### Stated goal
Return the entries verbatim and drop every picture.

### Extracted data
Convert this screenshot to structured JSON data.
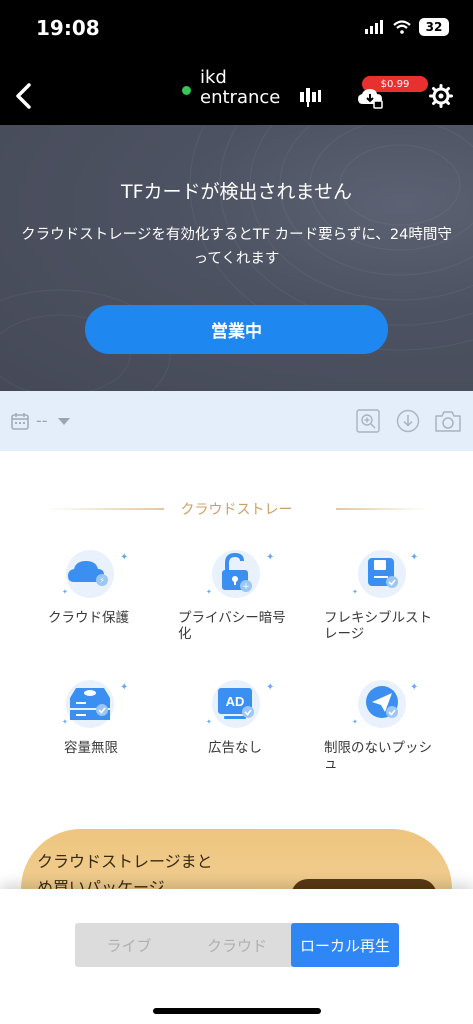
{
  "status_bar": {
    "time": "19:08",
    "battery": "32"
  },
  "header": {
    "title_line1": "ikd",
    "title_line2": "entrance",
    "price_badge": "$0.99",
    "icons": [
      "back-icon",
      "signal-bars-icon",
      "cloud-download-icon",
      "gear-icon"
    ]
  },
  "banner": {
    "title": "TFカードが検出されません",
    "desc_line1": "クラウドストレージを有効化するとTF カード要らずに、24時間守",
    "desc_line2": "ってくれます",
    "button_label": "営業中"
  },
  "toolbar": {
    "date_value": "--",
    "icons": [
      "calendar-icon",
      "chevron-down-icon",
      "zoom-icon",
      "download-icon",
      "camera-icon"
    ]
  },
  "cloud_section": {
    "title": "クラウドストレー",
    "features": [
      {
        "line1": "クラウド保護",
        "line2": "",
        "icon": "cloud-icon"
      },
      {
        "line1": "プライバシー暗号",
        "line2": "化",
        "icon": "unlock-icon"
      },
      {
        "line1": "フレキシブルスト",
        "line2": "レージ",
        "icon": "save-icon"
      },
      {
        "line1": "容量無限",
        "line2": "",
        "icon": "storage-icon"
      },
      {
        "line1": "広告なし",
        "line2": "",
        "icon": "ad-icon"
      },
      {
        "line1": "制限のないプッシ",
        "line2": "ュ",
        "icon": "send-icon"
      }
    ]
  },
  "package": {
    "title_line1": "クラウドストレージまと",
    "title_line2": "め買いパッケージ"
  },
  "bottom_tabs": {
    "items": [
      "ライブ",
      "クラウド",
      "ローカル再生"
    ],
    "active_index": 2
  },
  "colors": {
    "accent": "#2f86f5",
    "cta": "#1e88f0",
    "price_badge": "#e8312f",
    "online_dot": "#34c759",
    "section_title": "#c9a066"
  }
}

### Expected answer
Convert this screenshot to structured JSON data.
{
  "status_bar": {
    "time": "19:08",
    "battery": "32"
  },
  "header": {
    "title_line1": "ikd",
    "title_line2": "entrance",
    "price_badge": "$0.99",
    "icons": [
      "back-icon",
      "signal-bars-icon",
      "cloud-download-icon",
      "gear-icon"
    ]
  },
  "banner": {
    "title": "TFカードが検出されません",
    "desc_line1": "クラウドストレージを有効化するとTF カード要らずに、24時間守",
    "desc_line2": "ってくれます",
    "button_label": "営業中"
  },
  "toolbar": {
    "date_value": "--",
    "icons": [
      "calendar-icon",
      "chevron-down-icon",
      "zoom-icon",
      "download-icon",
      "camera-icon"
    ]
  },
  "cloud_section": {
    "title": "クラウドストレー",
    "features": [
      {
        "line1": "クラウド保護",
        "line2": "",
        "icon": "cloud-icon"
      },
      {
        "line1": "プライバシー暗号",
        "line2": "化",
        "icon": "unlock-icon"
      },
      {
        "line1": "フレキシブルスト",
        "line2": "レージ",
        "icon": "save-icon"
      },
      {
        "line1": "容量無限",
        "line2": "",
        "icon": "storage-icon"
      },
      {
        "line1": "広告なし",
        "line2": "",
        "icon": "ad-icon"
      },
      {
        "line1": "制限のないプッシ",
        "line2": "ュ",
        "icon": "send-icon"
      }
    ]
  },
  "package": {
    "title_line1": "クラウドストレージまと",
    "title_line2": "め買いパッケージ"
  },
  "bottom_tabs": {
    "items": [
      "ライブ",
      "クラウド",
      "ローカル再生"
    ],
    "active_index": 2
  },
  "colors": {
    "accent": "#2f86f5",
    "cta": "#1e88f0",
    "price_badge": "#e8312f",
    "online_dot": "#34c759",
    "section_title": "#c9a066"
  }
}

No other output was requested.